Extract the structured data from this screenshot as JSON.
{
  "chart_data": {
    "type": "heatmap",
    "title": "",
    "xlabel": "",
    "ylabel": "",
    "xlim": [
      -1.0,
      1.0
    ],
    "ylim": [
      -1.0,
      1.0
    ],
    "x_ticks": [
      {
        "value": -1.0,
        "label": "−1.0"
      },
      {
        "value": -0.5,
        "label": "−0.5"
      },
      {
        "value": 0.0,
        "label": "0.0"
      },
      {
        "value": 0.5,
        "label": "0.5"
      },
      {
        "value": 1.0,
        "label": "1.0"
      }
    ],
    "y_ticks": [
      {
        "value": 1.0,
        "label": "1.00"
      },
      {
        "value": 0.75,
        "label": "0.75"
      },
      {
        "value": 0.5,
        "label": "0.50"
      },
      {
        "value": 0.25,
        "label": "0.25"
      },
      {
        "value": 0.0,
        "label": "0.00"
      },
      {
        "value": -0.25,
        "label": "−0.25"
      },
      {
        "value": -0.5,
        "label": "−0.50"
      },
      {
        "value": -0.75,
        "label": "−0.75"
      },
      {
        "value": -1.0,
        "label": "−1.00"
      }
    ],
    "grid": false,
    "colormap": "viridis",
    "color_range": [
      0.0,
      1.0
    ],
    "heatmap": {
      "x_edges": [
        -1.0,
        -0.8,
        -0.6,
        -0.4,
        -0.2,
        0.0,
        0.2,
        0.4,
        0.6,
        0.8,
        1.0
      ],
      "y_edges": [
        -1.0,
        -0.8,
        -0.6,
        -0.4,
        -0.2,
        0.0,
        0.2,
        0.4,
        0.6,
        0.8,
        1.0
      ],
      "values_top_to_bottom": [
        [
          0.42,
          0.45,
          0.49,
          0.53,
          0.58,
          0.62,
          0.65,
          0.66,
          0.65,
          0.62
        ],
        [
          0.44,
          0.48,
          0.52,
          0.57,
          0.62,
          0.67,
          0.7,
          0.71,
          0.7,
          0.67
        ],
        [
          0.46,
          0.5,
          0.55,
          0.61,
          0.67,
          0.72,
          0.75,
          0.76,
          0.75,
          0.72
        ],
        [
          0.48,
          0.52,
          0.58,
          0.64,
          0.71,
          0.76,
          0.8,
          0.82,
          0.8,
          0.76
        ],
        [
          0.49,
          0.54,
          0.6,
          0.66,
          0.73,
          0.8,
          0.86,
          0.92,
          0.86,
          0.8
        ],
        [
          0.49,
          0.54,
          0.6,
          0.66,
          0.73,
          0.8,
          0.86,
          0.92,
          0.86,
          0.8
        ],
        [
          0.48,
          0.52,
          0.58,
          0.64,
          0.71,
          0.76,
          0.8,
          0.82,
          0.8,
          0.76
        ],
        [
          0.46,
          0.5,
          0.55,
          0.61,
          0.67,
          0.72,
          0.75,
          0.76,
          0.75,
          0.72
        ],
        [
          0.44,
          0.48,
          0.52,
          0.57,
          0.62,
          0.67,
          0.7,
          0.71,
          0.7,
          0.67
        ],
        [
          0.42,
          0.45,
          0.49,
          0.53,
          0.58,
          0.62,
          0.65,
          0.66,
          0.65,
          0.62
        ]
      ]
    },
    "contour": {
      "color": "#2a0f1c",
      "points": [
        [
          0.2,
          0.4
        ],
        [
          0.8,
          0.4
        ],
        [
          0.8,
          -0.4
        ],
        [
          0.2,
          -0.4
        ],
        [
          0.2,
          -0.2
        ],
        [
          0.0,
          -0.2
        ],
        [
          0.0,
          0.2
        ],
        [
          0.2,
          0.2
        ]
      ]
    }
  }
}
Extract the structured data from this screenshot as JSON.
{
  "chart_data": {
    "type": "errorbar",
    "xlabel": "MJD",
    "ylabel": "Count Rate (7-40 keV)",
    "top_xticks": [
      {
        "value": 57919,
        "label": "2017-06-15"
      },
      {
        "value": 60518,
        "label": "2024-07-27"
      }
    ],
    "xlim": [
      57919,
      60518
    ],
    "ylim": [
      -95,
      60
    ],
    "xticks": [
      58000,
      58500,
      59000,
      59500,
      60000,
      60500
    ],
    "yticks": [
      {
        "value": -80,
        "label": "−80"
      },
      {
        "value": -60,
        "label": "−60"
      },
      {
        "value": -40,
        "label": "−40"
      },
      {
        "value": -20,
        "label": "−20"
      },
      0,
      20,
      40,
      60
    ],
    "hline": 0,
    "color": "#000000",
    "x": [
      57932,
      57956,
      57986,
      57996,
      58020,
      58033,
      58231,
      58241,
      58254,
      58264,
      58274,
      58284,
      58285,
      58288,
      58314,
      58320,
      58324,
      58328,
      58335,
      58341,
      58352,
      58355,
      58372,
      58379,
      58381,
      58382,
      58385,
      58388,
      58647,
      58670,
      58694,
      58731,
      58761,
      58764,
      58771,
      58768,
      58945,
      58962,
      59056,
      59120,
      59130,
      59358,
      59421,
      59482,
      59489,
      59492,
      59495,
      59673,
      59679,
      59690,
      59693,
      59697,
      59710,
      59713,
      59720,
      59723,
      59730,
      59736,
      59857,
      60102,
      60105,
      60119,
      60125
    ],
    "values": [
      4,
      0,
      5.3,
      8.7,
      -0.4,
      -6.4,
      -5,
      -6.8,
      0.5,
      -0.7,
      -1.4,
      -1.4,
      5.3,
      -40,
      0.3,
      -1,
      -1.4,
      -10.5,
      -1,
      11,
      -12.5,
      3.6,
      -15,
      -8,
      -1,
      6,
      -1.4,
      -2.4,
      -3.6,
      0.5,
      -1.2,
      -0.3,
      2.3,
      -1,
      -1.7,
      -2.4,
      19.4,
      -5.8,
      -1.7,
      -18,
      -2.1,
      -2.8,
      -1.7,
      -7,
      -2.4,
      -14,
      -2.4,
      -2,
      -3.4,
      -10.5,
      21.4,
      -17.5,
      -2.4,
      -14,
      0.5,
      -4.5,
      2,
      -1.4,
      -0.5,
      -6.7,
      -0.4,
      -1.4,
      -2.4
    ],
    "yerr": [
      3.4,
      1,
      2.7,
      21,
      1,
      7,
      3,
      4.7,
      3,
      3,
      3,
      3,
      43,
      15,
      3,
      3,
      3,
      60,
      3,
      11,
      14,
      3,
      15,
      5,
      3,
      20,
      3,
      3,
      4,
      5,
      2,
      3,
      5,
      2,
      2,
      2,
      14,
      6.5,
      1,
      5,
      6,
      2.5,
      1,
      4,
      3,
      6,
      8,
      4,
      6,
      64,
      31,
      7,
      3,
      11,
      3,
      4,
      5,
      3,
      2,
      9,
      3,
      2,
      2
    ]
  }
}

- - - -

— Problem statement —
Restate the whole of the material exactly.

— Solution for this problem —
Extract the structured data from this screenshot as JSON.
{
  "chart_data": {
    "type": "heatmap",
    "title": "",
    "xlabel": "",
    "ylabel": "",
    "xlim": [
      -1.0,
      1.0
    ],
    "ylim": [
      -1.0,
      1.0
    ],
    "x_ticks": [
      {
        "value": -1.0,
        "label": "−1.0"
      },
      {
        "value": -0.5,
        "label": "−0.5"
      },
      {
        "value": 0.0,
        "label": "0.0"
      },
      {
        "value": 0.5,
        "label": "0.5"
      },
      {
        "value": 1.0,
        "label": "1.0"
      }
    ],
    "y_ticks": [
      {
        "value": 1.0,
        "label": "1.00"
      },
      {
        "value": 0.75,
        "label": "0.75"
      },
      {
        "value": 0.5,
        "label": "0.50"
      },
      {
        "value": 0.25,
        "label": "0.25"
      },
      {
        "value": 0.0,
        "label": "0.00"
      },
      {
        "value": -0.25,
        "label": "−0.25"
      },
      {
        "value": -0.5,
        "label": "−0.50"
      },
      {
        "value": -0.75,
        "label": "−0.75"
      },
      {
        "value": -1.0,
        "label": "−1.00"
      }
    ],
    "grid": false,
    "colormap": "viridis",
    "color_range": [
      0.0,
      1.0
    ],
    "heatmap": {
      "x_edges": [
        -1.0,
        -0.8,
        -0.6,
        -0.4,
        -0.2,
        0.0,
        0.2,
        0.4,
        0.6,
        0.8,
        1.0
      ],
      "y_edges": [
        -1.0,
        -0.8,
        -0.6,
        -0.4,
        -0.2,
        0.0,
        0.2,
        0.4,
        0.6,
        0.8,
        1.0
      ],
      "values_top_to_bottom": [
        [
          0.42,
          0.45,
          0.49,
          0.53,
          0.58,
          0.62,
          0.65,
          0.66,
          0.65,
          0.62
        ],
        [
          0.44,
          0.48,
          0.52,
          0.57,
          0.62,
          0.67,
          0.7,
          0.71,
          0.7,
          0.67
        ],
        [
          0.46,
          0.5,
          0.55,
          0.61,
          0.67,
          0.72,
          0.75,
          0.76,
          0.75,
          0.72
        ],
        [
          0.48,
          0.52,
          0.58,
          0.64,
          0.71,
          0.76,
          0.8,
          0.82,
          0.8,
          0.76
        ],
        [
          0.49,
          0.54,
          0.6,
          0.66,
          0.73,
          0.8,
          0.86,
          0.92,
          0.86,
          0.8
        ],
        [
          0.49,
          0.54,
          0.6,
          0.66,
          0.73,
          0.8,
          0.86,
          0.92,
          0.86,
          0.8
        ],
        [
          0.48,
          0.52,
          0.58,
          0.64,
          0.71,
          0.76,
          0.8,
          0.82,
          0.8,
          0.76
        ],
        [
          0.46,
          0.5,
          0.55,
          0.61,
          0.67,
          0.72,
          0.75,
          0.76,
          0.75,
          0.72
        ],
        [
          0.44,
          0.48,
          0.52,
          0.57,
          0.62,
          0.67,
          0.7,
          0.71,
          0.7,
          0.67
        ],
        [
          0.42,
          0.45,
          0.49,
          0.53,
          0.58,
          0.62,
          0.65,
          0.66,
          0.65,
          0.62
        ]
      ]
    },
    "contour": {
      "color": "#2a0f1c",
      "points": [
        [
          0.2,
          0.4
        ],
        [
          0.8,
          0.4
        ],
        [
          0.8,
          -0.4
        ],
        [
          0.2,
          -0.4
        ],
        [
          0.2,
          -0.2
        ],
        [
          0.0,
          -0.2
        ],
        [
          0.0,
          0.2
        ],
        [
          0.2,
          0.2
        ]
      ]
    }
  }
}
Extract the structured data from this screenshot as JSON.
{
  "chart_data": {
    "type": "errorbar",
    "xlabel": "MJD",
    "ylabel": "Count Rate (7-40 keV)",
    "top_xticks": [
      {
        "value": 57919,
        "label": "2017-06-15"
      },
      {
        "value": 60518,
        "label": "2024-07-27"
      }
    ],
    "xlim": [
      57919,
      60518
    ],
    "ylim": [
      -95,
      60
    ],
    "xticks": [
      58000,
      58500,
      59000,
      59500,
      60000,
      60500
    ],
    "yticks": [
      {
        "value": -80,
        "label": "−80"
      },
      {
        "value": -60,
        "label": "−60"
      },
      {
        "value": -40,
        "label": "−40"
      },
      {
        "value": -20,
        "label": "−20"
      },
      0,
      20,
      40,
      60
    ],
    "hline": 0,
    "color": "#000000",
    "x": [
      57932,
      57956,
      57986,
      57996,
      58020,
      58033,
      58231,
      58241,
      58254,
      58264,
      58274,
      58284,
      58285,
      58288,
      58314,
      58320,
      58324,
      58328,
      58335,
      58341,
      58352,
      58355,
      58372,
      58379,
      58381,
      58382,
      58385,
      58388,
      58647,
      58670,
      58694,
      58731,
      58761,
      58764,
      58771,
      58768,
      58945,
      58962,
      59056,
      59120,
      59130,
      59358,
      59421,
      59482,
      59489,
      59492,
      59495,
      59673,
      59679,
      59690,
      59693,
      59697,
      59710,
      59713,
      59720,
      59723,
      59730,
      59736,
      59857,
      60102,
      60105,
      60119,
      60125
    ],
    "values": [
      4,
      0,
      5.3,
      8.7,
      -0.4,
      -6.4,
      -5,
      -6.8,
      0.5,
      -0.7,
      -1.4,
      -1.4,
      5.3,
      -40,
      0.3,
      -1,
      -1.4,
      -10.5,
      -1,
      11,
      -12.5,
      3.6,
      -15,
      -8,
      -1,
      6,
      -1.4,
      -2.4,
      -3.6,
      0.5,
      -1.2,
      -0.3,
      2.3,
      -1,
      -1.7,
      -2.4,
      19.4,
      -5.8,
      -1.7,
      -18,
      -2.1,
      -2.8,
      -1.7,
      -7,
      -2.4,
      -14,
      -2.4,
      -2,
      -3.4,
      -10.5,
      21.4,
      -17.5,
      -2.4,
      -14,
      0.5,
      -4.5,
      2,
      -1.4,
      -0.5,
      -6.7,
      -0.4,
      -1.4,
      -2.4
    ],
    "yerr": [
      3.4,
      1,
      2.7,
      21,
      1,
      7,
      3,
      4.7,
      3,
      3,
      3,
      3,
      43,
      15,
      3,
      3,
      3,
      60,
      3,
      11,
      14,
      3,
      15,
      5,
      3,
      20,
      3,
      3,
      4,
      5,
      2,
      3,
      5,
      2,
      2,
      2,
      14,
      6.5,
      1,
      5,
      6,
      2.5,
      1,
      4,
      3,
      6,
      8,
      4,
      6,
      64,
      31,
      7,
      3,
      11,
      3,
      4,
      5,
      3,
      2,
      9,
      3,
      2,
      2
    ]
  }
}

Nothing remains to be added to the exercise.